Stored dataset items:
++++++++++++++++++++

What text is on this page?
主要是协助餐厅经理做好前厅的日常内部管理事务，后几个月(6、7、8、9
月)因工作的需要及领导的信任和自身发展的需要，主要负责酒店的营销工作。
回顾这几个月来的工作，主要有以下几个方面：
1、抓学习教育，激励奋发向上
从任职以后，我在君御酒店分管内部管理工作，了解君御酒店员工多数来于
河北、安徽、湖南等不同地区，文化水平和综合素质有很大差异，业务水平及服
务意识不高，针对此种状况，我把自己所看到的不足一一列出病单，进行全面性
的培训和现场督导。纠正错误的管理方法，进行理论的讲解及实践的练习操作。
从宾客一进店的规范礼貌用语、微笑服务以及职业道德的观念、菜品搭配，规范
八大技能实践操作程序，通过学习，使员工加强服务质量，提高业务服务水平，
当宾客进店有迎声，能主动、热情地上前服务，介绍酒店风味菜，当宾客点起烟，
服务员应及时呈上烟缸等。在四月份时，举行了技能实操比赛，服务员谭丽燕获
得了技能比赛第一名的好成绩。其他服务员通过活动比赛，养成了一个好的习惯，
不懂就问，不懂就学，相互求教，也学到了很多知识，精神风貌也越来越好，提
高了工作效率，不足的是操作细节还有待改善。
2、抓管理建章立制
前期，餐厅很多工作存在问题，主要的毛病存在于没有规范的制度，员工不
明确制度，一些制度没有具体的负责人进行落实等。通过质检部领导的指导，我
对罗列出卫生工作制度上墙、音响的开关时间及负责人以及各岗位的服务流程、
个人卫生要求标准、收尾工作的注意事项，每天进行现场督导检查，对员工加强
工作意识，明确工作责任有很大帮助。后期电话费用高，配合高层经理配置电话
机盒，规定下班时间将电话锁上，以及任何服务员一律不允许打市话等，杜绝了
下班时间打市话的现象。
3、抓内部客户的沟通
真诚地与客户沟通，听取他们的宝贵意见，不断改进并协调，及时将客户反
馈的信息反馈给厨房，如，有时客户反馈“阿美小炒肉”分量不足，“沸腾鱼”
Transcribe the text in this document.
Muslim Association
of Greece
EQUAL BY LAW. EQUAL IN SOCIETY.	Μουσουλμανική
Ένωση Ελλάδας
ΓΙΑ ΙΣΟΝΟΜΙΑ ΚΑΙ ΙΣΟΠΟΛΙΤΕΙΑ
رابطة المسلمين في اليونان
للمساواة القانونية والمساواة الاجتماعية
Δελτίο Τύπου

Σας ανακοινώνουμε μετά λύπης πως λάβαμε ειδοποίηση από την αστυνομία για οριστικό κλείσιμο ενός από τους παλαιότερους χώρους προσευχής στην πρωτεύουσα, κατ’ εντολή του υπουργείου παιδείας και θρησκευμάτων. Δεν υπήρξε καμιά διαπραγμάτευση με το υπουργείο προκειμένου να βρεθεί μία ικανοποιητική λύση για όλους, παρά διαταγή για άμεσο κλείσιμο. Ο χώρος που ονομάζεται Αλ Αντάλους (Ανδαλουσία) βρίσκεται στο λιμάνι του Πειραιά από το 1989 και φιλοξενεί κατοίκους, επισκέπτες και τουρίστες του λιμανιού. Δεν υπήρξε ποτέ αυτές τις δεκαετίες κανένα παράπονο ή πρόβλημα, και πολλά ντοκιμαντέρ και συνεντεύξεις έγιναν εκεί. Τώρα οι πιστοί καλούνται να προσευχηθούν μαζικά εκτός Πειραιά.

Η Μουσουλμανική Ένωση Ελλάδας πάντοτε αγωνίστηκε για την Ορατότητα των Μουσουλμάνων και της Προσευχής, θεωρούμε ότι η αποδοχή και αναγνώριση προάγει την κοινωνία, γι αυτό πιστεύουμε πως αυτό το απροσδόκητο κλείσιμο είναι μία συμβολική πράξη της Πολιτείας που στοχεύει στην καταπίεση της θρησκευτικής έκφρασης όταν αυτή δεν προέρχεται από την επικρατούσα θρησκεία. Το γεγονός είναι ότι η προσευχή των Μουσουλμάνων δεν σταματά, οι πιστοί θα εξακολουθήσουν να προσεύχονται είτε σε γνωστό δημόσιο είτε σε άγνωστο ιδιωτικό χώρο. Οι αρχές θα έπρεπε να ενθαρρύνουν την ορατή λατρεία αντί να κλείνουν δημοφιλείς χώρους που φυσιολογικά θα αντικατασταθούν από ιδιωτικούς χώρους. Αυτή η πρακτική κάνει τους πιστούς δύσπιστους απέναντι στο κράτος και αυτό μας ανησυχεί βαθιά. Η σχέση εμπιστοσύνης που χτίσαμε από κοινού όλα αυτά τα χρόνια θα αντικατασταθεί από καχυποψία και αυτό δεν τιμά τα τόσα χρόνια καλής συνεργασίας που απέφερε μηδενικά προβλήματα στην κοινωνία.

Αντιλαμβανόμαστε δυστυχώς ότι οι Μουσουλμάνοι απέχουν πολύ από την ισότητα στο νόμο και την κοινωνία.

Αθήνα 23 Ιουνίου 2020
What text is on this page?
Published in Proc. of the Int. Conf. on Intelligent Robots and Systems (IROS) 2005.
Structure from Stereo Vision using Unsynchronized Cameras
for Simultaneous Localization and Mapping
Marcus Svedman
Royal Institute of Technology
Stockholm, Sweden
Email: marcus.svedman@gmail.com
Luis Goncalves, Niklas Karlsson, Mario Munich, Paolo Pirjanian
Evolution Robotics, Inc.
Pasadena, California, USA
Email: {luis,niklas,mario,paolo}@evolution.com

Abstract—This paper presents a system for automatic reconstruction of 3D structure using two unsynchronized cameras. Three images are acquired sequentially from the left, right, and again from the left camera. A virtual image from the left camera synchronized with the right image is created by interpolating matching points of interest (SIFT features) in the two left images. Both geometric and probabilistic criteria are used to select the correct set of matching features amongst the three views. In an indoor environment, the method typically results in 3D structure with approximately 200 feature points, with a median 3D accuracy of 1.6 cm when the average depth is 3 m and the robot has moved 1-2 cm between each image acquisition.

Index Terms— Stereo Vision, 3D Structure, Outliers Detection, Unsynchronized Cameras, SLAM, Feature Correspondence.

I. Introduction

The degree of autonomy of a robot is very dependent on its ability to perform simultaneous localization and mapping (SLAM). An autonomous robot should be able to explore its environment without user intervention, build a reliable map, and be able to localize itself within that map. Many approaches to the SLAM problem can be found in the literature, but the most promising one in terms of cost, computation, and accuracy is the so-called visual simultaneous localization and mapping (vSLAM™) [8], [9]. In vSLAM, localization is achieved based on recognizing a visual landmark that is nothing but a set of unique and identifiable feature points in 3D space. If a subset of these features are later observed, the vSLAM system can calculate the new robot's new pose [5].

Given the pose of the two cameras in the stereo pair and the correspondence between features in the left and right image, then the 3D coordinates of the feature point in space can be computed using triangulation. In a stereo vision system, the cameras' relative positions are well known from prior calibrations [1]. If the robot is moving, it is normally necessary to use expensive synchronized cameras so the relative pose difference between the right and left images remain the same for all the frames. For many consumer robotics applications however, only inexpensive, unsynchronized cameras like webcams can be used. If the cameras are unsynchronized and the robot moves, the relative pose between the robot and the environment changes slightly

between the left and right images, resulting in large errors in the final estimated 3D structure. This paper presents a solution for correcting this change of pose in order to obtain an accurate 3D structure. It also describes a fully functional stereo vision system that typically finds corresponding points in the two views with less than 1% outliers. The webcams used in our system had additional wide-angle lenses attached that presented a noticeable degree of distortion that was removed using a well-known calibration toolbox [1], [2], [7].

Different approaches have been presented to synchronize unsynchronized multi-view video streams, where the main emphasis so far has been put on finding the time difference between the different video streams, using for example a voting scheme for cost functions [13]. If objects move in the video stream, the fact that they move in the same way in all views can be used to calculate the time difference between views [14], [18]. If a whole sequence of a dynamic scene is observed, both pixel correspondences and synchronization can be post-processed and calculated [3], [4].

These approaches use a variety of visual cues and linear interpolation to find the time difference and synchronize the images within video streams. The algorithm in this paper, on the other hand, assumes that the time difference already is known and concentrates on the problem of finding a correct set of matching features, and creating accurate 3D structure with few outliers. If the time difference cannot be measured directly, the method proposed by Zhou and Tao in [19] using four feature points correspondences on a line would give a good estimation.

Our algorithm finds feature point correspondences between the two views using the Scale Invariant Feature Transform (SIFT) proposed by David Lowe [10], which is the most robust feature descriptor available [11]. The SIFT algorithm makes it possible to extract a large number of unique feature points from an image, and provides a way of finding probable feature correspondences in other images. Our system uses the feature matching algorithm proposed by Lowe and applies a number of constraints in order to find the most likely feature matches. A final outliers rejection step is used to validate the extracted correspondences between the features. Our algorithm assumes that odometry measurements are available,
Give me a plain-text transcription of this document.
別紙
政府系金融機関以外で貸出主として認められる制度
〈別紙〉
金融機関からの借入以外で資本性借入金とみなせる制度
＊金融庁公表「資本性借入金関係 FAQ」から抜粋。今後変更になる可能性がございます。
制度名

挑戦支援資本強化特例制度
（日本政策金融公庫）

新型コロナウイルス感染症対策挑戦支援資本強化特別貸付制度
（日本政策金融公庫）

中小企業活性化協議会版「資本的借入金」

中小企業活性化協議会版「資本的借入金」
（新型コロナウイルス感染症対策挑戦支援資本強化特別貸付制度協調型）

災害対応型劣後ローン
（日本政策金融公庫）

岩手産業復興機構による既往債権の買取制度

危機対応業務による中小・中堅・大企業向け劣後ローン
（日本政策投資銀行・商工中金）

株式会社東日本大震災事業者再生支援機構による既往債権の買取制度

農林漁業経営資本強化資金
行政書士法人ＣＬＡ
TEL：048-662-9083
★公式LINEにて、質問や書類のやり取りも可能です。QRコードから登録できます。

++++++++++++++++++++

• TASK DETAILS: Your task is to reproduce, exactly and exclusively, the lines from the one holding "Give me a plain-text" through the final line of the listing.

• IN RESPONSE:
Give me a plain-text transcription of this document.
別紙
政府系金融機関以外で貸出主として認められる制度
〈別紙〉
金融機関からの借入以外で資本性借入金とみなせる制度
＊金融庁公表「資本性借入金関係 FAQ」から抜粋。今後変更になる可能性がございます。
制度名

挑戦支援資本強化特例制度
（日本政策金融公庫）

新型コロナウイルス感染症対策挑戦支援資本強化特別貸付制度
（日本政策金融公庫）

中小企業活性化協議会版「資本的借入金」

中小企業活性化協議会版「資本的借入金」
（新型コロナウイルス感染症対策挑戦支援資本強化特別貸付制度協調型）

災害対応型劣後ローン
（日本政策金融公庫）

岩手産業復興機構による既往債権の買取制度

危機対応業務による中小・中堅・大企業向け劣後ローン
（日本政策投資銀行・商工中金）

株式会社東日本大震災事業者再生支援機構による既往債権の買取制度

農林漁業経営資本強化資金
行政書士法人ＣＬＡ
TEL：048-662-9083
★公式LINEにて、質問や書類のやり取りも可能です。QRコードから登録できます。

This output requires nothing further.